■ WHAT TO WORK ON:
Retype the records that come next, word for word.

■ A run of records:
- - -
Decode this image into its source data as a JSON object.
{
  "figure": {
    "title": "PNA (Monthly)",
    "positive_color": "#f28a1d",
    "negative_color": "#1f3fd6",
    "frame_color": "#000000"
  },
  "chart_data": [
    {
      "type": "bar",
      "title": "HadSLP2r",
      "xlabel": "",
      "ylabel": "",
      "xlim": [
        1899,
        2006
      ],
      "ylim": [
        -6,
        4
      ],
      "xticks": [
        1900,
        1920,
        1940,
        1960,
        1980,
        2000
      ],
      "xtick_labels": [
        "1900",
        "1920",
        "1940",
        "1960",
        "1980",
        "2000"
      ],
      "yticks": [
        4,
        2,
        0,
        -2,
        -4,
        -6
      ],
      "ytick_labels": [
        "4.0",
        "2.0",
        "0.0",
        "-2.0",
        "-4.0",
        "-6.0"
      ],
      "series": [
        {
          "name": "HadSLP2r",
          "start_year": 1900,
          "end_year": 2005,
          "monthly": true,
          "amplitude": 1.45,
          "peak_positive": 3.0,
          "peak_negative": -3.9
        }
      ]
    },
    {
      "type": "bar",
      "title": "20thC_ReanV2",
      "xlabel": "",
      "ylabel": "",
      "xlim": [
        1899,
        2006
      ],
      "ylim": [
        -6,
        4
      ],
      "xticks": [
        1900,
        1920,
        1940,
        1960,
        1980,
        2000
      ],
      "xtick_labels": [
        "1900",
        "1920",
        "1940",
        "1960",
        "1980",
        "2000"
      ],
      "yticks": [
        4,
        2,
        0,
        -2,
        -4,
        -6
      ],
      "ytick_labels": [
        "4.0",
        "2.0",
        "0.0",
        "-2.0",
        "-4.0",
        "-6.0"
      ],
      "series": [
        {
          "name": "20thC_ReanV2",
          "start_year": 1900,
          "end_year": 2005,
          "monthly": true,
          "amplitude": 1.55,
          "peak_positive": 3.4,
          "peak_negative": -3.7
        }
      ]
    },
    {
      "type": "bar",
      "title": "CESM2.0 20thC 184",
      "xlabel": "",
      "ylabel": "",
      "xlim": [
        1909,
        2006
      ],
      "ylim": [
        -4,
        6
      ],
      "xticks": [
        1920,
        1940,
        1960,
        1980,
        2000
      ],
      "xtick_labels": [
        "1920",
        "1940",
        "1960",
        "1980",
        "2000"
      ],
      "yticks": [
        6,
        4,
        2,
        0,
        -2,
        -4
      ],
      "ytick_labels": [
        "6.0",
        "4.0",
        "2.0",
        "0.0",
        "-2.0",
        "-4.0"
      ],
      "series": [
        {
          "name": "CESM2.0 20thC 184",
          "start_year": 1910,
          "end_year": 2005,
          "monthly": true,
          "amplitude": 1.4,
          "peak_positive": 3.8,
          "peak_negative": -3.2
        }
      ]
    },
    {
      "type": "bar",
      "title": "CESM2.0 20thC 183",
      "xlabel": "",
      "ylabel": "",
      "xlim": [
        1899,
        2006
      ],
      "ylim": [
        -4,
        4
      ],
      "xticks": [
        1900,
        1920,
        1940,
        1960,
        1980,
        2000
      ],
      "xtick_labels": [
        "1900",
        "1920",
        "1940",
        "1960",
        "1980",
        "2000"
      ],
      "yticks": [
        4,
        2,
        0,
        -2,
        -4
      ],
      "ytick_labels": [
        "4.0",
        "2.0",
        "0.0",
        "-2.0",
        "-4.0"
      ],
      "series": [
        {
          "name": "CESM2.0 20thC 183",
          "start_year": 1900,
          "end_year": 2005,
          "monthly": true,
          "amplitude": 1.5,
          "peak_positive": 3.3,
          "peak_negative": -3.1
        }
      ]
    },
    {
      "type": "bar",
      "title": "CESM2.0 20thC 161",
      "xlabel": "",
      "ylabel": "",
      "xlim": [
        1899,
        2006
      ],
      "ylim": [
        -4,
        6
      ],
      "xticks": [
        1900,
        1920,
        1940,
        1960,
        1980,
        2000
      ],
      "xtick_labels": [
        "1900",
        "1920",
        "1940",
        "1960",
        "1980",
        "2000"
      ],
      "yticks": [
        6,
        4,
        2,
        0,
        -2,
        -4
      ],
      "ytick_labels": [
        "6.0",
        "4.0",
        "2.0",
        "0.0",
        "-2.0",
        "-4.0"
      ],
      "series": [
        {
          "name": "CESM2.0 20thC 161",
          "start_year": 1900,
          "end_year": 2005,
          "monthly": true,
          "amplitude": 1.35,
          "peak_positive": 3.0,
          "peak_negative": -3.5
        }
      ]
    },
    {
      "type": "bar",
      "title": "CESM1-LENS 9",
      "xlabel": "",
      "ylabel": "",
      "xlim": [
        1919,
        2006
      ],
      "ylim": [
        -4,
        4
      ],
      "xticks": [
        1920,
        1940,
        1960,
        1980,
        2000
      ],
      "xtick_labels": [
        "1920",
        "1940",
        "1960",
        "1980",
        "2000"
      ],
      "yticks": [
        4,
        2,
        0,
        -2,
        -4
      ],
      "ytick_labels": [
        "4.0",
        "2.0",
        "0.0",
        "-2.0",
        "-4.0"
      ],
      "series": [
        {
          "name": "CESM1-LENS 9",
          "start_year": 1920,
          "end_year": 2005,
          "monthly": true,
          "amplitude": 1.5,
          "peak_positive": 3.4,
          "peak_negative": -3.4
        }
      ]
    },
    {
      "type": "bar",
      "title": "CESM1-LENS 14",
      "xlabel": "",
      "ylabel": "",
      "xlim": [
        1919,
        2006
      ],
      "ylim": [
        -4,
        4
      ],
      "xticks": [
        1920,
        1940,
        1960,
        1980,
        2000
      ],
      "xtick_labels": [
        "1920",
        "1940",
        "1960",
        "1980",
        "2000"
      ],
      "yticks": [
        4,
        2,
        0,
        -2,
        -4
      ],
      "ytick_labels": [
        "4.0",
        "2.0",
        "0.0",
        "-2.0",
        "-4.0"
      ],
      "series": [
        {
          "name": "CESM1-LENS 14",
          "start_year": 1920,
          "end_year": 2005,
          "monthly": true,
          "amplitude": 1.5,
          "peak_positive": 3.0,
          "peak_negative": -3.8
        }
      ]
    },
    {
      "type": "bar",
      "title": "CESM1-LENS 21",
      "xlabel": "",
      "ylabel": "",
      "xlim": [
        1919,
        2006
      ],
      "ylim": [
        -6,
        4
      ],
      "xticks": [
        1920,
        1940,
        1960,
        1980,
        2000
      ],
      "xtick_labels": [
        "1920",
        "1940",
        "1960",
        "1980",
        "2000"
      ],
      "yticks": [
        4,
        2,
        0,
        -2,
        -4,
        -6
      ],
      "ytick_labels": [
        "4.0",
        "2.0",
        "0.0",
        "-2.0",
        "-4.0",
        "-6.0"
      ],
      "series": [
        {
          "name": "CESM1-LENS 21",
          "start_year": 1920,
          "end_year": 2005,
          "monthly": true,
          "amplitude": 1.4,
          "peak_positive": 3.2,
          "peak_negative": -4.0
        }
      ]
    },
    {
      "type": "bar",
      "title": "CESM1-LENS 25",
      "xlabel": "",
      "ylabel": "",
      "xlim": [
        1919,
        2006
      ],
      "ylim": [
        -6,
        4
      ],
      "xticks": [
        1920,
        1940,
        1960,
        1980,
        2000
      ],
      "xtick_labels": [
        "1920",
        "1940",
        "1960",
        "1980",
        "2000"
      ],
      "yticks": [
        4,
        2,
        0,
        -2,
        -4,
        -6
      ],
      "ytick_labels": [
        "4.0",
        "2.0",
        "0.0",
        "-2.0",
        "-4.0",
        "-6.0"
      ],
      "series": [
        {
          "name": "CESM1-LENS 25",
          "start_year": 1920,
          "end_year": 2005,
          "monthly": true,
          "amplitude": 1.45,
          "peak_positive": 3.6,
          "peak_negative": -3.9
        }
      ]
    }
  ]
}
- - -
■ CORRECT OUTPUT:
Decode this image into its source data as a JSON object.
{
  "figure": {
    "title": "PNA (Monthly)",
    "positive_color": "#f28a1d",
    "negative_color": "#1f3fd6",
    "frame_color": "#000000"
  },
  "chart_data": [
    {
      "type": "bar",
      "title": "HadSLP2r",
      "xlabel": "",
      "ylabel": "",
      "xlim": [
        1899,
        2006
      ],
      "ylim": [
        -6,
        4
      ],
      "xticks": [
        1900,
        1920,
        1940,
        1960,
        1980,
        2000
      ],
      "xtick_labels": [
        "1900",
        "1920",
        "1940",
        "1960",
        "1980",
        "2000"
      ],
      "yticks": [
        4,
        2,
        0,
        -2,
        -4,
        -6
      ],
      "ytick_labels": [
        "4.0",
        "2.0",
        "0.0",
        "-2.0",
        "-4.0",
        "-6.0"
      ],
      "series": [
        {
          "name": "HadSLP2r",
          "start_year": 1900,
          "end_year": 2005,
          "monthly": true,
          "amplitude": 1.45,
          "peak_positive": 3.0,
          "peak_negative": -3.9
        }
      ]
    },
    {
      "type": "bar",
      "title": "20thC_ReanV2",
      "xlabel": "",
      "ylabel": "",
      "xlim": [
        1899,
        2006
      ],
      "ylim": [
        -6,
        4
      ],
      "xticks": [
        1900,
        1920,
        1940,
        1960,
        1980,
        2000
      ],
      "xtick_labels": [
        "1900",
        "1920",
        "1940",
        "1960",
        "1980",
        "2000"
      ],
      "yticks": [
        4,
        2,
        0,
        -2,
        -4,
        -6
      ],
      "ytick_labels": [
        "4.0",
        "2.0",
        "0.0",
        "-2.0",
        "-4.0",
        "-6.0"
      ],
      "series": [
        {
          "name": "20thC_ReanV2",
          "start_year": 1900,
          "end_year": 2005,
          "monthly": true,
          "amplitude": 1.55,
          "peak_positive": 3.4,
          "peak_negative": -3.7
        }
      ]
    },
    {
      "type": "bar",
      "title": "CESM2.0 20thC 184",
      "xlabel": "",
      "ylabel": "",
      "xlim": [
        1909,
        2006
      ],
      "ylim": [
        -4,
        6
      ],
      "xticks": [
        1920,
        1940,
        1960,
        1980,
        2000
      ],
      "xtick_labels": [
        "1920",
        "1940",
        "1960",
        "1980",
        "2000"
      ],
      "yticks": [
        6,
        4,
        2,
        0,
        -2,
        -4
      ],
      "ytick_labels": [
        "6.0",
        "4.0",
        "2.0",
        "0.0",
        "-2.0",
        "-4.0"
      ],
      "series": [
        {
          "name": "CESM2.0 20thC 184",
          "start_year": 1910,
          "end_year": 2005,
          "monthly": true,
          "amplitude": 1.4,
          "peak_positive": 3.8,
          "peak_negative": -3.2
        }
      ]
    },
    {
      "type": "bar",
      "title": "CESM2.0 20thC 183",
      "xlabel": "",
      "ylabel": "",
      "xlim": [
        1899,
        2006
      ],
      "ylim": [
        -4,
        4
      ],
      "xticks": [
        1900,
        1920,
        1940,
        1960,
        1980,
        2000
      ],
      "xtick_labels": [
        "1900",
        "1920",
        "1940",
        "1960",
        "1980",
        "2000"
      ],
      "yticks": [
        4,
        2,
        0,
        -2,
        -4
      ],
      "ytick_labels": [
        "4.0",
        "2.0",
        "0.0",
        "-2.0",
        "-4.0"
      ],
      "series": [
        {
          "name": "CESM2.0 20thC 183",
          "start_year": 1900,
          "end_year": 2005,
          "monthly": true,
          "amplitude": 1.5,
          "peak_positive": 3.3,
          "peak_negative": -3.1
        }
      ]
    },
    {
      "type": "bar",
      "title": "CESM2.0 20thC 161",
      "xlabel": "",
      "ylabel": "",
      "xlim": [
        1899,
        2006
      ],
      "ylim": [
        -4,
        6
      ],
      "xticks": [
        1900,
        1920,
        1940,
        1960,
        1980,
        2000
      ],
      "xtick_labels": [
        "1900",
        "1920",
        "1940",
        "1960",
        "1980",
        "2000"
      ],
      "yticks": [
        6,
        4,
        2,
        0,
        -2,
        -4
      ],
      "ytick_labels": [
        "6.0",
        "4.0",
        "2.0",
        "0.0",
        "-2.0",
        "-4.0"
      ],
      "series": [
        {
          "name": "CESM2.0 20thC 161",
          "start_year": 1900,
          "end_year": 2005,
          "monthly": true,
          "amplitude": 1.35,
          "peak_positive": 3.0,
          "peak_negative": -3.5
        }
      ]
    },
    {
      "type": "bar",
      "title": "CESM1-LENS 9",
      "xlabel": "",
      "ylabel": "",
      "xlim": [
        1919,
        2006
      ],
      "ylim": [
        -4,
        4
      ],
      "xticks": [
        1920,
        1940,
        1960,
        1980,
        2000
      ],
      "xtick_labels": [
        "1920",
        "1940",
        "1960",
        "1980",
        "2000"
      ],
      "yticks": [
        4,
        2,
        0,
        -2,
        -4
      ],
      "ytick_labels": [
        "4.0",
        "2.0",
        "0.0",
        "-2.0",
        "-4.0"
      ],
      "series": [
        {
          "name": "CESM1-LENS 9",
          "start_year": 1920,
          "end_year": 2005,
          "monthly": true,
          "amplitude": 1.5,
          "peak_positive": 3.4,
          "peak_negative": -3.4
        }
      ]
    },
    {
      "type": "bar",
      "title": "CESM1-LENS 14",
      "xlabel": "",
      "ylabel": "",
      "xlim": [
        1919,
        2006
      ],
      "ylim": [
        -4,
        4
      ],
      "xticks": [
        1920,
        1940,
        1960,
        1980,
        2000
      ],
      "xtick_labels": [
        "1920",
        "1940",
        "1960",
        "1980",
        "2000"
      ],
      "yticks": [
        4,
        2,
        0,
        -2,
        -4
      ],
      "ytick_labels": [
        "4.0",
        "2.0",
        "0.0",
        "-2.0",
        "-4.0"
      ],
      "series": [
        {
          "name": "CESM1-LENS 14",
          "start_year": 1920,
          "end_year": 2005,
          "monthly": true,
          "amplitude": 1.5,
          "peak_positive": 3.0,
          "peak_negative": -3.8
        }
      ]
    },
    {
      "type": "bar",
      "title": "CESM1-LENS 21",
      "xlabel": "",
      "ylabel": "",
      "xlim": [
        1919,
        2006
      ],
      "ylim": [
        -6,
        4
      ],
      "xticks": [
        1920,
        1940,
        1960,
        1980,
        2000
      ],
      "xtick_labels": [
        "1920",
        "1940",
        "1960",
        "1980",
        "2000"
      ],
      "yticks": [
        4,
        2,
        0,
        -2,
        -4,
        -6
      ],
      "ytick_labels": [
        "4.0",
        "2.0",
        "0.0",
        "-2.0",
        "-4.0",
        "-6.0"
      ],
      "series": [
        {
          "name": "CESM1-LENS 21",
          "start_year": 1920,
          "end_year": 2005,
          "monthly": true,
          "amplitude": 1.4,
          "peak_positive": 3.2,
          "peak_negative": -4.0
        }
      ]
    },
    {
      "type": "bar",
      "title": "CESM1-LENS 25",
      "xlabel": "",
      "ylabel": "",
      "xlim": [
        1919,
        2006
      ],
      "ylim": [
        -6,
        4
      ],
      "xticks": [
        1920,
        1940,
        1960,
        1980,
        2000
      ],
      "xtick_labels": [
        "1920",
        "1940",
        "1960",
        "1980",
        "2000"
      ],
      "yticks": [
        4,
        2,
        0,
        -2,
        -4,
        -6
      ],
      "ytick_labels": [
        "4.0",
        "2.0",
        "0.0",
        "-2.0",
        "-4.0",
        "-6.0"
      ],
      "series": [
        {
          "name": "CESM1-LENS 25",
          "start_year": 1920,
          "end_year": 2005,
          "monthly": true,
          "amplitude": 1.45,
          "peak_positive": 3.6,
          "peak_negative": -3.9
        }
      ]
    }
  ]
}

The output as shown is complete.